DIRECTIONS FOR THIS TASK:
Your task is to quote the material that follows, in full and exactly.

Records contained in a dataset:

★ ★ ★ ★ ★

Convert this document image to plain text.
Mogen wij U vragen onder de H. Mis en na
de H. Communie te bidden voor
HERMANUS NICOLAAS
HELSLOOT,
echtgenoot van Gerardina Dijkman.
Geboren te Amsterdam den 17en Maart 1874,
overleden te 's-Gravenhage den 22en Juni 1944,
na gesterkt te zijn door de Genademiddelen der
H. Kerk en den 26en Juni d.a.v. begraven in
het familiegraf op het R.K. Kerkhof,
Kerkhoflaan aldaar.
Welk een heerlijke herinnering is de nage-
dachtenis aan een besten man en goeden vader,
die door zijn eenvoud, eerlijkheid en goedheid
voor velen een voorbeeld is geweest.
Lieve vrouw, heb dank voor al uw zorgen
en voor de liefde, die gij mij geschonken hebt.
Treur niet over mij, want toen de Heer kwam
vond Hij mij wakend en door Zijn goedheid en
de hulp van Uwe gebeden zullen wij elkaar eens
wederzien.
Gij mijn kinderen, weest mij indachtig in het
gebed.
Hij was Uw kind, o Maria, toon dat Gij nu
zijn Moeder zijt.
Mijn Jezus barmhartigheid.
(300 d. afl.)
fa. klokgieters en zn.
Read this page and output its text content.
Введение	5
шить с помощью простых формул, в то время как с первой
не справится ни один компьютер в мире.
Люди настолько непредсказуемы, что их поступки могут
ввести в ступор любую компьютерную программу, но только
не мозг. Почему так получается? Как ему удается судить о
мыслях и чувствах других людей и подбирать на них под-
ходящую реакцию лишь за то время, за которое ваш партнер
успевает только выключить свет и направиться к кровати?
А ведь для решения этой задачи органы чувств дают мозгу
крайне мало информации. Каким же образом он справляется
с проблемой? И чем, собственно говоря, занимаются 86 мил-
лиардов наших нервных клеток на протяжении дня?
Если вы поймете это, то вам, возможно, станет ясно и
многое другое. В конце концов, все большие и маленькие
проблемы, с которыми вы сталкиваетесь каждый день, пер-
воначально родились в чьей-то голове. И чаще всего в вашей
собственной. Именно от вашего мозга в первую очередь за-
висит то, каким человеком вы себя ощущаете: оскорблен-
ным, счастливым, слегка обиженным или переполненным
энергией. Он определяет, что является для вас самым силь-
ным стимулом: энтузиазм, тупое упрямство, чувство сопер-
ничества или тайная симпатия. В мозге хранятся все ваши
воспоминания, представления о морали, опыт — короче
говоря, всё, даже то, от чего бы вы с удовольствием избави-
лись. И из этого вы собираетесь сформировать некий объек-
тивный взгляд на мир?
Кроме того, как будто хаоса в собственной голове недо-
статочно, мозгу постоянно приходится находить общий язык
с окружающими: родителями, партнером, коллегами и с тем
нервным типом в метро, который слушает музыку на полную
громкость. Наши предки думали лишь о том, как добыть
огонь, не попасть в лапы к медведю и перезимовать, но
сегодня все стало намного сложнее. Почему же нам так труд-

★ ★ ★ ★ ★

ANSWER IN FULL:
Convert this document image to plain text.
Mogen wij U vragen onder de H. Mis en na
de H. Communie te bidden voor
HERMANUS NICOLAAS
HELSLOOT,
echtgenoot van Gerardina Dijkman.
Geboren te Amsterdam den 17en Maart 1874,
overleden te 's-Gravenhage den 22en Juni 1944,
na gesterkt te zijn door de Genademiddelen der
H. Kerk en den 26en Juni d.a.v. begraven in
het familiegraf op het R.K. Kerkhof,
Kerkhoflaan aldaar.
Welk een heerlijke herinnering is de nage-
dachtenis aan een besten man en goeden vader,
die door zijn eenvoud, eerlijkheid en goedheid
voor velen een voorbeeld is geweest.
Lieve vrouw, heb dank voor al uw zorgen
en voor de liefde, die gij mij geschonken hebt.
Treur niet over mij, want toen de Heer kwam
vond Hij mij wakend en door Zijn goedheid en
de hulp van Uwe gebeden zullen wij elkaar eens
wederzien.
Gij mijn kinderen, weest mij indachtig in het
gebed.
Hij was Uw kind, o Maria, toon dat Gij nu
zijn Moeder zijt.
Mijn Jezus barmhartigheid.
(300 d. afl.)
fa. klokgieters en zn.
Read this page and output its text content.
Введение	5
шить с помощью простых формул, в то время как с первой
не справится ни один компьютер в мире.
Люди настолько непредсказуемы, что их поступки могут
ввести в ступор любую компьютерную программу, но только
не мозг. Почему так получается? Как ему удается судить о
мыслях и чувствах других людей и подбирать на них под-
ходящую реакцию лишь за то время, за которое ваш партнер
успевает только выключить свет и направиться к кровати?
А ведь для решения этой задачи органы чувств дают мозгу
крайне мало информации. Каким же образом он справляется
с проблемой? И чем, собственно говоря, занимаются 86 мил-
лиардов наших нервных клеток на протяжении дня?
Если вы поймете это, то вам, возможно, станет ясно и
многое другое. В конце концов, все большие и маленькие
проблемы, с которыми вы сталкиваетесь каждый день, пер-
воначально родились в чьей-то голове. И чаще всего в вашей
собственной. Именно от вашего мозга в первую очередь за-
висит то, каким человеком вы себя ощущаете: оскорблен-
ным, счастливым, слегка обиженным или переполненным
энергией. Он определяет, что является для вас самым силь-
ным стимулом: энтузиазм, тупое упрямство, чувство сопер-
ничества или тайная симпатия. В мозге хранятся все ваши
воспоминания, представления о морали, опыт — короче
говоря, всё, даже то, от чего бы вы с удовольствием избави-
лись. И из этого вы собираетесь сформировать некий объек-
тивный взгляд на мир?
Кроме того, как будто хаоса в собственной голове недо-
статочно, мозгу постоянно приходится находить общий язык
с окружающими: родителями, партнером, коллегами и с тем
нервным типом в метро, который слушает музыку на полную
громкость. Наши предки думали лишь о том, как добыть
огонь, не попасть в лапы к медведю и перезимовать, но
сегодня все стало намного сложнее. Почему же нам так труд-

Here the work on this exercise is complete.